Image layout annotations

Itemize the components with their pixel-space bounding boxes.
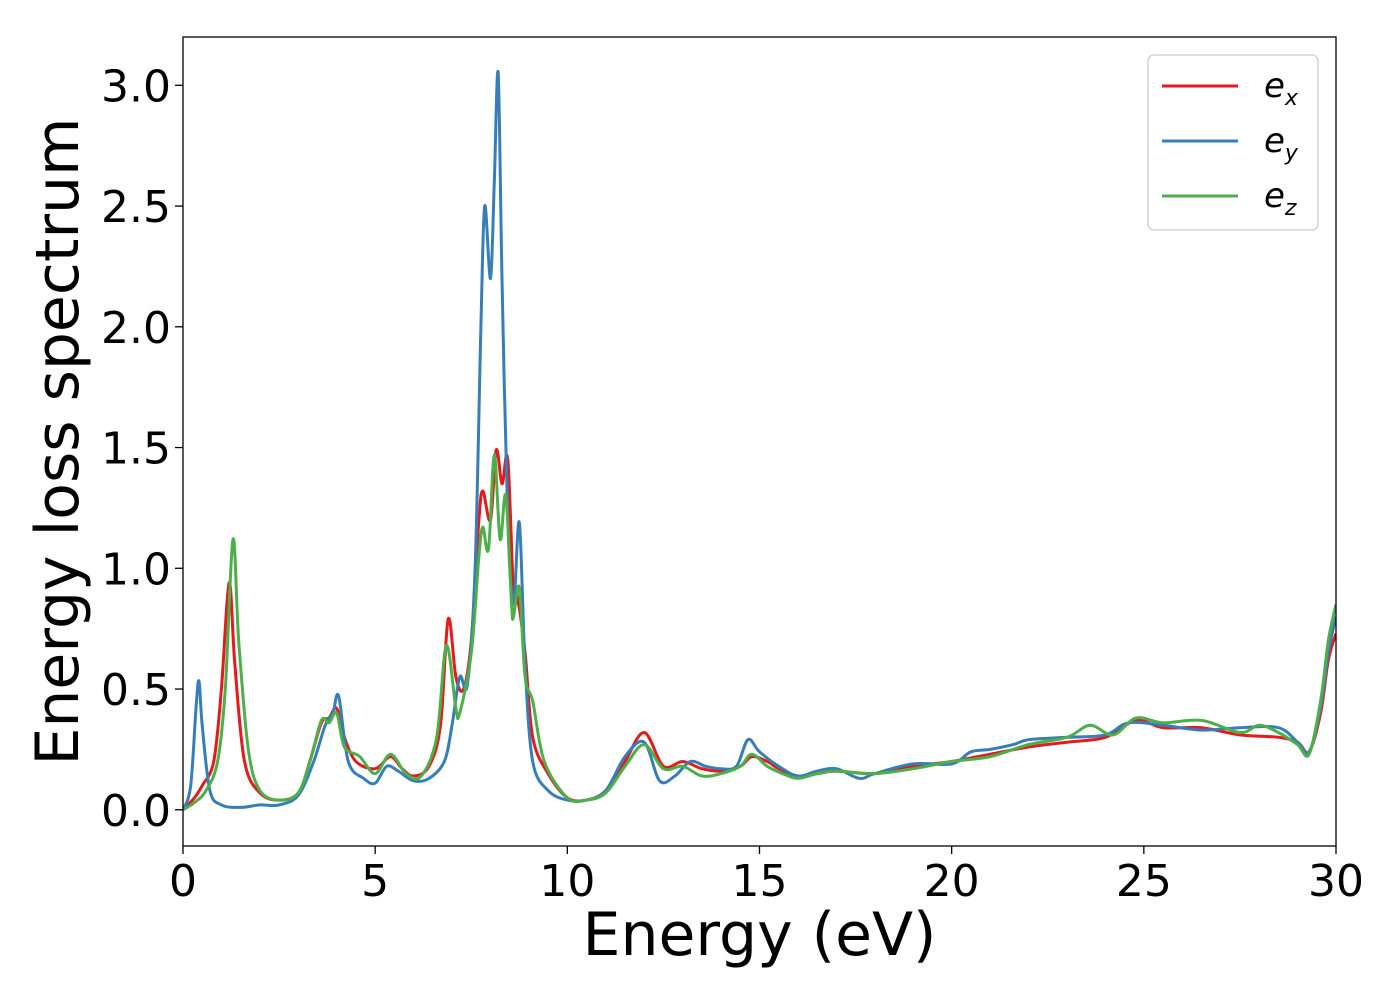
x-tick-label: 25 [1116,856,1172,907]
legend-label-subscript: y [1284,141,1299,166]
plot-lines [183,69,1336,812]
y-tick-label: 1.5 [101,424,171,475]
series-line-z [183,453,1336,812]
legend-label-subscript: x [1284,86,1299,111]
legend-label-x: ex [1264,66,1299,111]
legend-label-base: e [1264,121,1285,161]
x-tick-label: 10 [539,856,595,907]
y-axis-title: Energy loss spectrum [23,117,93,765]
y-tick-label: 0.5 [101,665,171,716]
legend-label-base: e [1264,66,1285,106]
legend-label-base: e [1264,176,1285,216]
x-tick-label: 20 [924,856,980,907]
x-tick-label: 15 [732,856,788,907]
x-tick-label: 0 [169,856,197,907]
y-tick-label: 3.0 [101,61,171,112]
plot-frame [182,36,1337,847]
y-tick-label: 2.5 [101,182,171,233]
y-tick-label: 1.0 [101,544,171,595]
legend-label-subscript: z [1284,196,1297,221]
x-axis-title: Energy (eV) [583,900,937,970]
legend-label-y: ey [1264,121,1299,166]
x-tick-label: 5 [361,856,389,907]
ticks-layer: 0 5 10 15 20 25 30 0.0 0.5 1.0 1.5 2.0 2.5 3.0 [101,61,1364,907]
y-tick-label: 0.0 [101,786,171,837]
x-tick-label: 30 [1308,856,1364,907]
y-tick-label: 2.0 [101,303,171,354]
legend-label-z: ez [1264,176,1297,221]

**Work required:** Pull every line from the rows above without changing anything, and leave the pictures out of your answer.

**Full answer:**
Itemize the components with their pixel-space bounding boxes.
x-tick-label: 25 [1116,856,1172,907]
legend-label-subscript: y [1284,141,1299,166]
plot-lines [183,69,1336,812]
y-tick-label: 1.5 [101,424,171,475]
series-line-z [183,453,1336,812]
legend-label-subscript: x [1284,86,1299,111]
legend-label-x: ex [1264,66,1299,111]
legend-label-base: e [1264,121,1285,161]
x-tick-label: 10 [539,856,595,907]
y-axis-title: Energy loss spectrum [23,117,93,765]
y-tick-label: 0.5 [101,665,171,716]
legend-label-base: e [1264,66,1285,106]
legend-label-base: e [1264,176,1285,216]
x-tick-label: 20 [924,856,980,907]
x-tick-label: 15 [732,856,788,907]
x-tick-label: 0 [169,856,197,907]
y-tick-label: 3.0 [101,61,171,112]
plot-frame [182,36,1337,847]
y-tick-label: 2.5 [101,182,171,233]
y-tick-label: 1.0 [101,544,171,595]
legend-label-subscript: z [1284,196,1297,221]
x-axis-title: Energy (eV) [583,900,937,970]
legend-label-y: ey [1264,121,1299,166]
x-tick-label: 5 [361,856,389,907]
ticks-layer: 0 5 10 15 20 25 30 0.0 0.5 1.0 1.5 2.0 2.5 3.0 [101,61,1364,907]
y-tick-label: 0.0 [101,786,171,837]
x-tick-label: 30 [1308,856,1364,907]
y-tick-label: 2.0 [101,303,171,354]
legend-label-z: ez [1264,176,1297,221]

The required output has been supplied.